• **Collected data entries**
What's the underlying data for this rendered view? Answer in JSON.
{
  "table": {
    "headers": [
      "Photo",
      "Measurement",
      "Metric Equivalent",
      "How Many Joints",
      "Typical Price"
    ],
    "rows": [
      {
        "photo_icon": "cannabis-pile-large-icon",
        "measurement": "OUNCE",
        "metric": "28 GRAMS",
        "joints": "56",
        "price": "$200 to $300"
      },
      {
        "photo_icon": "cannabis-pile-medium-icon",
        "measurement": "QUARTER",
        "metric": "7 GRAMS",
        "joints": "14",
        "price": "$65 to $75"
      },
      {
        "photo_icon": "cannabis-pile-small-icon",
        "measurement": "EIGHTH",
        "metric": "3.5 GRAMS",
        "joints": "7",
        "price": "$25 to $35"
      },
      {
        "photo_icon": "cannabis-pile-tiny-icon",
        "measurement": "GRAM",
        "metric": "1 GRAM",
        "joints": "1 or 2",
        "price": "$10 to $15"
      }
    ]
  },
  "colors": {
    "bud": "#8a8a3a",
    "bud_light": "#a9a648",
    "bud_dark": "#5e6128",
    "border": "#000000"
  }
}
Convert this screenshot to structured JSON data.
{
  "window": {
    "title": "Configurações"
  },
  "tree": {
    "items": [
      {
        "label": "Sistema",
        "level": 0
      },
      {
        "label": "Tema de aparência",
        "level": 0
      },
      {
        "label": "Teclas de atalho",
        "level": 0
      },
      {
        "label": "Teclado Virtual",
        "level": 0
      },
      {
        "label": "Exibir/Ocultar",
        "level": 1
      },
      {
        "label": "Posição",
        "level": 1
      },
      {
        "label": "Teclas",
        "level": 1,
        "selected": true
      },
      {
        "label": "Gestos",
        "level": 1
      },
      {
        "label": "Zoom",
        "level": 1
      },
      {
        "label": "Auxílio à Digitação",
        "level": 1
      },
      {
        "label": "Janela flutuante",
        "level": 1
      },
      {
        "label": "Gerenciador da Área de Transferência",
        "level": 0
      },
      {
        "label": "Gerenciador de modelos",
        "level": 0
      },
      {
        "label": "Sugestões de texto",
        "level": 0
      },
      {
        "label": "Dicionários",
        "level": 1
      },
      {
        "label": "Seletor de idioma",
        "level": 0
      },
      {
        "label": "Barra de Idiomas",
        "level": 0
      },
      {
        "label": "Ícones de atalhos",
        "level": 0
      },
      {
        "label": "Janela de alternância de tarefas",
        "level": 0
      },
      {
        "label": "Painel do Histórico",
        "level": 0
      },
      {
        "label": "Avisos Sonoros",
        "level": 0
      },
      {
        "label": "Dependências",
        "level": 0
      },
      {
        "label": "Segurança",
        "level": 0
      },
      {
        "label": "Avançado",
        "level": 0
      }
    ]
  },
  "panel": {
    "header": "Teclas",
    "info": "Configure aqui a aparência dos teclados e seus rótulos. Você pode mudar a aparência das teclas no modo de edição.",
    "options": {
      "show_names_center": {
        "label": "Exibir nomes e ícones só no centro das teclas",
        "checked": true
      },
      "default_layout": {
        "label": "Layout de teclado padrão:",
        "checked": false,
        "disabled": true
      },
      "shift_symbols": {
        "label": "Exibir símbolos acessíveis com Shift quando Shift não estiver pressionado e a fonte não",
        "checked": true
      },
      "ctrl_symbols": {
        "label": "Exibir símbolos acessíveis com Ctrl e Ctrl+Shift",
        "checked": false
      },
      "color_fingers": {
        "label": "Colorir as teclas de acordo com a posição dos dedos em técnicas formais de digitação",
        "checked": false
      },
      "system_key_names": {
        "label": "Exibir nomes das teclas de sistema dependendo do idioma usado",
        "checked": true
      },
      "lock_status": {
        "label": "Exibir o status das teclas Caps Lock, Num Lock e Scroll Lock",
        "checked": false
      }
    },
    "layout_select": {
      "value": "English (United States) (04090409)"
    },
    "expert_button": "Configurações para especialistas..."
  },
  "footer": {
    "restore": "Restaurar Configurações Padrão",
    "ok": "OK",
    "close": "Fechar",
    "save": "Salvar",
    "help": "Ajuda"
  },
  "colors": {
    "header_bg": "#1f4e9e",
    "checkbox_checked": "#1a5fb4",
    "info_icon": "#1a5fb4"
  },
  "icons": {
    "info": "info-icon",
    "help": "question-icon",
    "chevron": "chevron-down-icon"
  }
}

• **WORK REQUIRED**
From the listing, copy every line where the string "Gerenciador" appears.

• **RESPONSE**
        "label": "Gerenciador da Área de Transferência",
        "label": "Gerenciador de modelos",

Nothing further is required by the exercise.